BRIEF » Spot each line that carries the word "metres"; copy those lines.
[BEGIN RECORDS FOR THE EXERCISE]
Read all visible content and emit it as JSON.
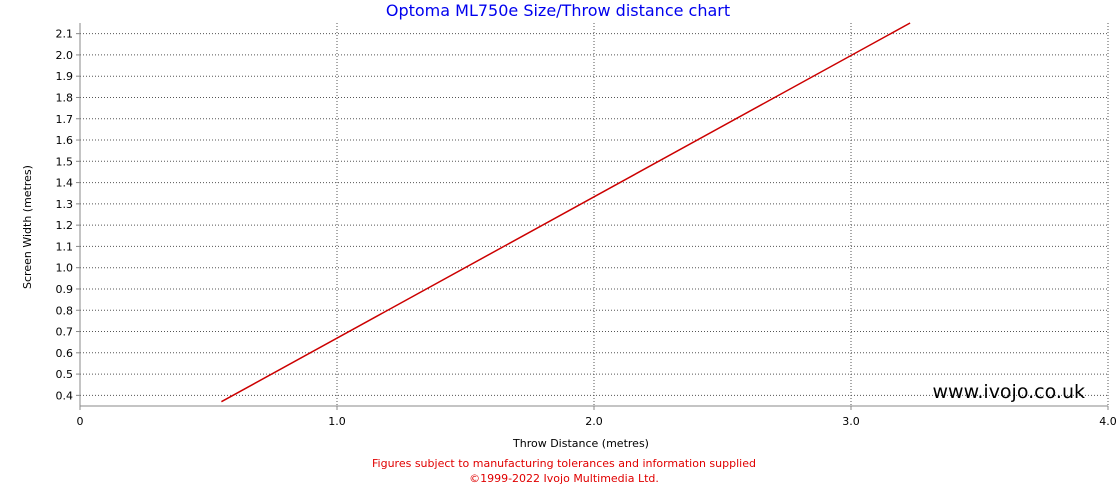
{
  "chart_data": {
    "type": "line",
    "title": "Optoma ML750e Size/Throw distance chart",
    "xlabel": "Throw Distance (metres)",
    "ylabel": "Screen Width (metres)",
    "xlim": [
      0,
      4.0
    ],
    "ylim": [
      0.35,
      2.15
    ],
    "xticks": [
      "0",
      "1.0",
      "2.0",
      "3.0",
      "4.0"
    ],
    "yticks": [
      "0.4",
      "0.5",
      "0.6",
      "0.7",
      "0.8",
      "0.9",
      "1.0",
      "1.1",
      "1.2",
      "1.3",
      "1.4",
      "1.5",
      "1.6",
      "1.7",
      "1.8",
      "1.9",
      "2.0",
      "2.1"
    ],
    "grid": true,
    "series": [
      {
        "x": [
          0.55,
          3.23
        ],
        "y": [
          0.37,
          2.15
        ],
        "color": "#cc0000"
      }
    ],
    "watermark": "www.ivojo.co.uk"
  },
  "footer": {
    "note": "Figures subject to manufacturing tolerances and information supplied",
    "copyright": "©1999-2022 Ivojo Multimedia Ltd."
  }
}
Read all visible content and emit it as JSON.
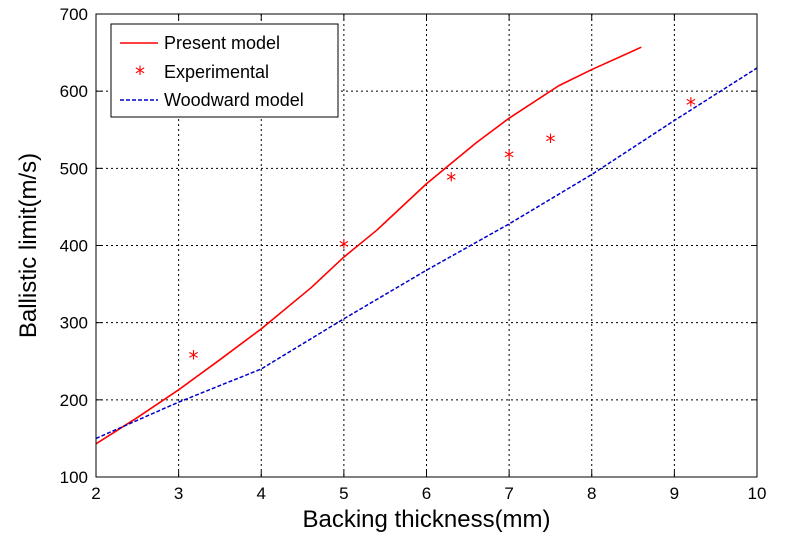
{
  "chart_data": {
    "type": "line",
    "xlabel": "Backing thickness(mm)",
    "ylabel": "Ballistic limit(m/s)",
    "xlim": [
      2,
      10
    ],
    "ylim": [
      100,
      700
    ],
    "xticks": [
      2,
      3,
      4,
      5,
      6,
      7,
      8,
      9,
      10
    ],
    "yticks": [
      100,
      200,
      300,
      400,
      500,
      600,
      700
    ],
    "grid": true,
    "legend_position": "top-left",
    "series": [
      {
        "name": "Present model",
        "style": "solid-line",
        "color": "#ff0000",
        "x": [
          2,
          2.5,
          3,
          3.5,
          4,
          4.6,
          5,
          5.4,
          6,
          6.6,
          7,
          7.6,
          8,
          8.6
        ],
        "y": [
          143,
          177,
          213,
          252,
          292,
          345,
          385,
          420,
          480,
          533,
          565,
          607,
          628,
          657
        ]
      },
      {
        "name": "Experimental",
        "style": "star-marker",
        "color": "#ff0000",
        "x": [
          3.18,
          5,
          6.3,
          7,
          7.5,
          9.2
        ],
        "y": [
          256,
          400,
          487,
          516,
          537,
          584
        ]
      },
      {
        "name": "Woodward model",
        "style": "dashed-line",
        "color": "#0000cc",
        "x": [
          2,
          3,
          4,
          5,
          6,
          7,
          8,
          9,
          10
        ],
        "y": [
          150,
          197,
          240,
          305,
          368,
          428,
          492,
          562,
          630
        ]
      }
    ]
  }
}
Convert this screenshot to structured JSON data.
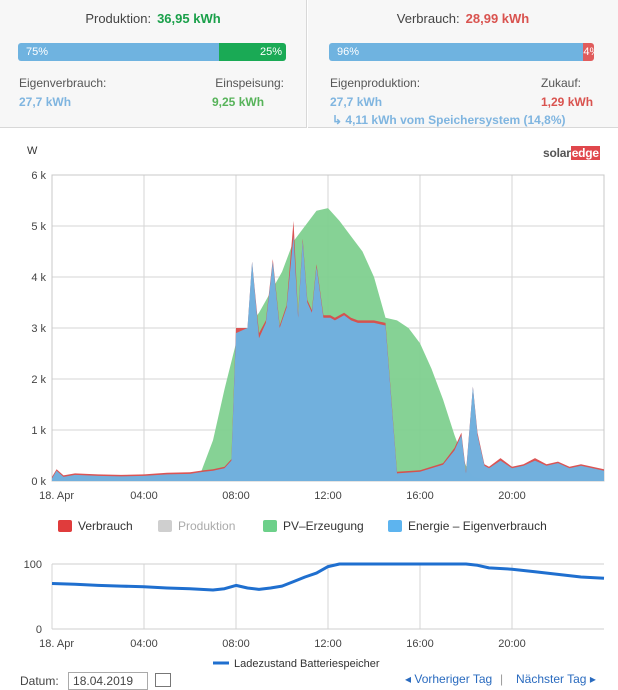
{
  "production": {
    "label": "Produktion:",
    "value": "36,95 kWh",
    "bar_left_label": "75%",
    "bar_right_label": "25%",
    "bar_left_fraction": 0.75,
    "self_consumption_label": "Eigenverbrauch:",
    "self_consumption_value": "27,7 kWh",
    "feed_in_label": "Einspeisung:",
    "feed_in_value": "9,25 kWh"
  },
  "consumption": {
    "label": "Verbrauch:",
    "value": "28,99 kWh",
    "bar_left_label": "96%",
    "bar_right_label": "4%",
    "bar_left_fraction": 0.96,
    "self_production_label": "Eigenproduktion:",
    "self_production_value": "27,7 kWh",
    "purchase_label": "Zukauf:",
    "purchase_value": "1,29 kWh",
    "storage_note": "4,11 kWh vom Speichersystem (14,8%)"
  },
  "brand": {
    "part1": "solar",
    "part2": "edge"
  },
  "colors": {
    "blue": "#6fb3e0",
    "green": "#1aaa55",
    "red": "#e05c5c",
    "consumption": "#d9534f",
    "production_gray": "#c8c8c8",
    "pv_green": "#7fd08f",
    "self_blue": "#6fb3e0",
    "battery_line": "#1f6fcf"
  },
  "legend": {
    "verbrauch": "Verbrauch",
    "produktion": "Produktion",
    "pv": "PV–Erzeugung",
    "energie": "Energie – Eigenverbrauch",
    "battery": "Ladezustand Batteriespeicher"
  },
  "footer": {
    "datum_label": "Datum:",
    "date_value": "18.04.2019",
    "prev_label": "◂ Vorheriger Tag",
    "separator": "|",
    "next_label": "Nächster Tag ▸"
  },
  "chart_data": [
    {
      "type": "area",
      "ylabel": "W",
      "ylim": [
        0,
        6000
      ],
      "y_ticks": [
        "0 k",
        "1 k",
        "2 k",
        "3 k",
        "4 k",
        "5 k",
        "6 k"
      ],
      "x_ticks": [
        "18. Apr",
        "04:00",
        "08:00",
        "12:00",
        "16:00",
        "20:00"
      ],
      "x_range_hours": [
        0,
        24
      ],
      "legend_placement": "bottom",
      "series": [
        {
          "name": "PV–Erzeugung",
          "x": [
            0,
            6,
            6.5,
            7,
            7.5,
            8,
            9,
            10,
            10.5,
            11,
            11.5,
            12,
            12.5,
            13,
            13.5,
            14,
            14.5,
            15,
            15.5,
            16,
            16.5,
            17,
            17.5,
            18,
            18.3,
            19
          ],
          "values": [
            0,
            0,
            200,
            800,
            1800,
            2700,
            3300,
            4100,
            4700,
            5000,
            5300,
            5350,
            5100,
            4800,
            4500,
            4000,
            3200,
            3150,
            3000,
            2700,
            2200,
            1600,
            900,
            300,
            100,
            0
          ]
        },
        {
          "name": "Energie – Eigenverbrauch",
          "x": [
            0,
            0.2,
            0.5,
            1,
            2,
            3,
            4,
            5,
            6,
            6.3,
            6.6,
            7,
            7.5,
            7.8,
            8,
            8.5,
            8.7,
            9,
            9.3,
            9.6,
            9.9,
            10.2,
            10.5,
            10.7,
            10.9,
            11.1,
            11.3,
            11.5,
            11.8,
            12.1,
            12.3,
            12.7,
            13,
            13.3,
            14,
            14.5,
            15,
            16,
            17,
            17.5,
            17.8,
            18,
            18.3,
            18.5,
            18.8,
            19,
            19.5,
            20,
            20.5,
            21,
            21.5,
            22,
            22.5,
            23,
            23.5,
            24
          ],
          "values": [
            50,
            200,
            80,
            120,
            100,
            90,
            100,
            130,
            140,
            160,
            180,
            200,
            250,
            400,
            2900,
            3000,
            4300,
            2800,
            3100,
            4300,
            3000,
            3400,
            4800,
            3200,
            4700,
            3500,
            3300,
            4200,
            3200,
            3200,
            3150,
            3250,
            3150,
            3100,
            3100,
            3050,
            150,
            180,
            320,
            600,
            900,
            150,
            1850,
            900,
            300,
            250,
            400,
            250,
            300,
            400,
            300,
            350,
            250,
            300,
            250,
            200
          ]
        },
        {
          "name": "Verbrauch",
          "x": [
            0,
            0.2,
            0.5,
            1,
            2,
            3,
            4,
            5,
            6,
            6.3,
            6.6,
            7,
            7.5,
            7.8,
            8,
            8.5,
            8.7,
            9,
            9.3,
            9.6,
            9.9,
            10.2,
            10.5,
            10.7,
            10.9,
            11.1,
            11.3,
            11.5,
            11.8,
            12.1,
            12.3,
            12.7,
            13,
            13.3,
            14,
            14.5,
            15,
            16,
            17,
            17.5,
            17.8,
            18,
            18.3,
            18.5,
            18.8,
            19,
            19.5,
            20,
            20.5,
            21,
            21.5,
            22,
            22.5,
            23,
            23.5,
            24
          ],
          "values": [
            80,
            230,
            110,
            150,
            130,
            120,
            130,
            160,
            170,
            190,
            210,
            230,
            280,
            430,
            3000,
            3000,
            4300,
            2900,
            3150,
            4350,
            3050,
            3450,
            5100,
            3250,
            4750,
            3550,
            3350,
            4250,
            3250,
            3250,
            3200,
            3300,
            3200,
            3150,
            3150,
            3100,
            180,
            210,
            350,
            650,
            950,
            180,
            1850,
            950,
            330,
            280,
            450,
            280,
            330,
            450,
            330,
            380,
            280,
            330,
            280,
            230
          ]
        }
      ]
    },
    {
      "type": "line",
      "ylim": [
        0,
        100
      ],
      "y_ticks": [
        "0",
        "100"
      ],
      "x_ticks": [
        "18. Apr",
        "04:00",
        "08:00",
        "12:00",
        "16:00",
        "20:00"
      ],
      "x_range_hours": [
        0,
        24
      ],
      "series": [
        {
          "name": "Ladezustand Batteriespeicher",
          "x": [
            0,
            1,
            2,
            3,
            4,
            5,
            6,
            6.5,
            7,
            7.5,
            8,
            8.5,
            9,
            9.5,
            10,
            10.5,
            11,
            11.5,
            12,
            12.5,
            13,
            14,
            15,
            16,
            17,
            18,
            18.5,
            19,
            20,
            21,
            22,
            23,
            24
          ],
          "values": [
            70,
            69,
            67,
            66,
            65,
            63,
            62,
            61,
            60,
            62,
            67,
            63,
            61,
            63,
            66,
            73,
            80,
            86,
            96,
            100,
            100,
            100,
            100,
            100,
            100,
            100,
            98,
            94,
            92,
            88,
            84,
            80,
            78
          ]
        }
      ]
    }
  ]
}
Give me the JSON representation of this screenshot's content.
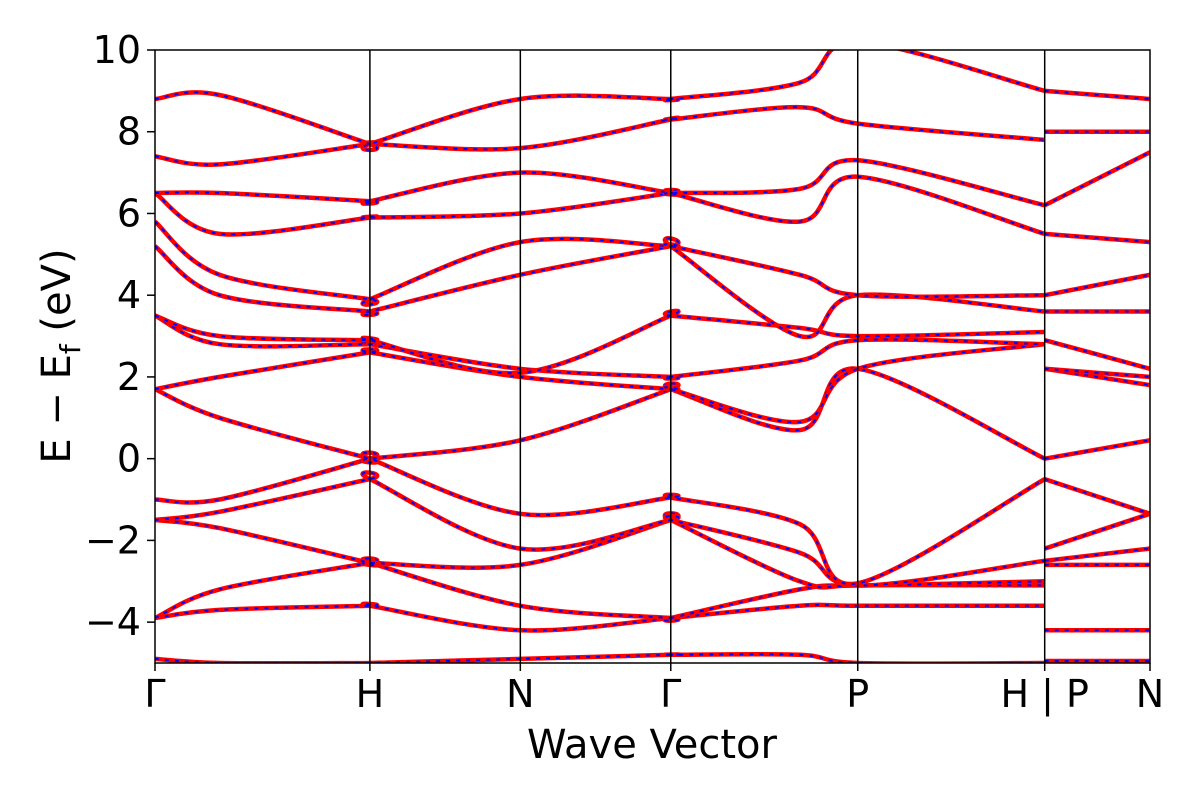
{
  "chart_data": {
    "type": "line",
    "xlabel": "Wave Vector",
    "ylabel": "E − E",
    "ylabel_sub": "f",
    "ylabel_unit": "(eV)",
    "ylim": [
      -5,
      10
    ],
    "yticks": [
      -4,
      -2,
      0,
      2,
      4,
      6,
      8,
      10
    ],
    "ytick_labels": [
      "−4",
      "−2",
      "0",
      "2",
      "4",
      "6",
      "8",
      "10"
    ],
    "kpath_positions": [
      0,
      1.0,
      0.7,
      0.7,
      0.87,
      0.87,
      0.49
    ],
    "kpath_labels": [
      "Γ",
      "H",
      "N",
      "Γ",
      "P",
      "H | P",
      "N"
    ],
    "segment_breaks": [
      5
    ],
    "grid": false,
    "series_style": [
      {
        "color": "#ff0000",
        "style": "solid"
      },
      {
        "color": "#0000ff",
        "style": "dashed"
      }
    ],
    "bands": [
      [
        -4.9,
        -5.0,
        -5.0,
        -5.0,
        -4.9,
        -4.8,
        -4.8,
        -4.8,
        -5.0,
        -5.0,
        -4.95,
        -4.95
      ],
      [
        -3.9,
        -3.7,
        -3.6,
        -3.6,
        -4.2,
        -3.9,
        -3.9,
        -3.6,
        -3.6,
        -3.6,
        -4.2,
        -4.2
      ],
      [
        -3.9,
        -3.2,
        -2.55,
        -2.55,
        -3.6,
        -3.9,
        -3.9,
        -3.2,
        -3.1,
        -3.1,
        -2.6,
        -2.6
      ],
      [
        -1.5,
        -1.7,
        -2.55,
        -2.55,
        -2.6,
        -1.5,
        -1.5,
        -3.0,
        -3.1,
        -3.0,
        -2.5,
        -2.2
      ],
      [
        -1.5,
        -1.3,
        -0.5,
        -0.5,
        -2.2,
        -1.5,
        -1.5,
        -2.3,
        -3.1,
        -2.5,
        -2.2,
        -1.35
      ],
      [
        -1.0,
        -1.0,
        0.0,
        0.0,
        -1.35,
        -0.95,
        -0.95,
        -1.6,
        -3.05,
        -0.5,
        -0.5,
        -1.35
      ],
      [
        1.7,
        1.0,
        0.0,
        0.0,
        0.45,
        1.7,
        1.7,
        0.7,
        2.2,
        0.0,
        0.0,
        0.45
      ],
      [
        1.7,
        2.0,
        2.6,
        2.6,
        2.0,
        1.7,
        1.7,
        0.9,
        2.2,
        2.8,
        2.2,
        1.8
      ],
      [
        3.5,
        2.8,
        2.8,
        2.8,
        2.2,
        2.0,
        2.0,
        2.4,
        2.9,
        2.8,
        2.2,
        2.0
      ],
      [
        3.5,
        3.0,
        2.9,
        2.9,
        2.1,
        3.5,
        3.5,
        3.2,
        3.0,
        3.1,
        2.9,
        2.2
      ],
      [
        5.2,
        4.0,
        3.6,
        3.6,
        4.5,
        5.2,
        5.2,
        3.0,
        4.0,
        3.6,
        3.6,
        3.6
      ],
      [
        5.8,
        4.5,
        3.9,
        3.9,
        5.3,
        5.2,
        5.2,
        4.5,
        4.0,
        4.0,
        4.0,
        4.5
      ],
      [
        6.5,
        5.5,
        5.9,
        5.9,
        6.0,
        6.5,
        6.5,
        5.8,
        6.9,
        5.5,
        5.5,
        5.3
      ],
      [
        6.5,
        6.5,
        6.3,
        6.3,
        7.0,
        6.5,
        6.5,
        6.6,
        7.3,
        6.2,
        6.2,
        7.5
      ],
      [
        7.4,
        7.2,
        7.7,
        7.7,
        7.6,
        8.3,
        8.3,
        8.6,
        8.2,
        7.8,
        8.0,
        8.0
      ],
      [
        8.8,
        8.9,
        7.7,
        7.7,
        8.8,
        8.8,
        8.8,
        9.2,
        10.2,
        9.0,
        9.0,
        8.8
      ]
    ],
    "band_x": [
      0,
      0.3,
      1.0,
      1.0,
      1.7,
      2.4,
      2.4,
      3.0,
      3.27,
      4.14,
      4.14,
      4.63
    ]
  }
}
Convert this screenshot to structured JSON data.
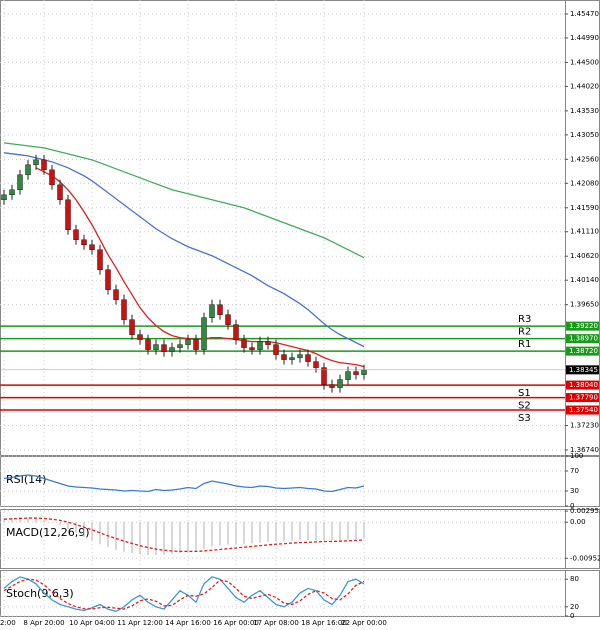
[END RECORDS FOR THE EXERCISE]
SOLUTION »
    "xlabel": "Throw Distance (metres)",
    "ylabel": "Screen Width (metres)",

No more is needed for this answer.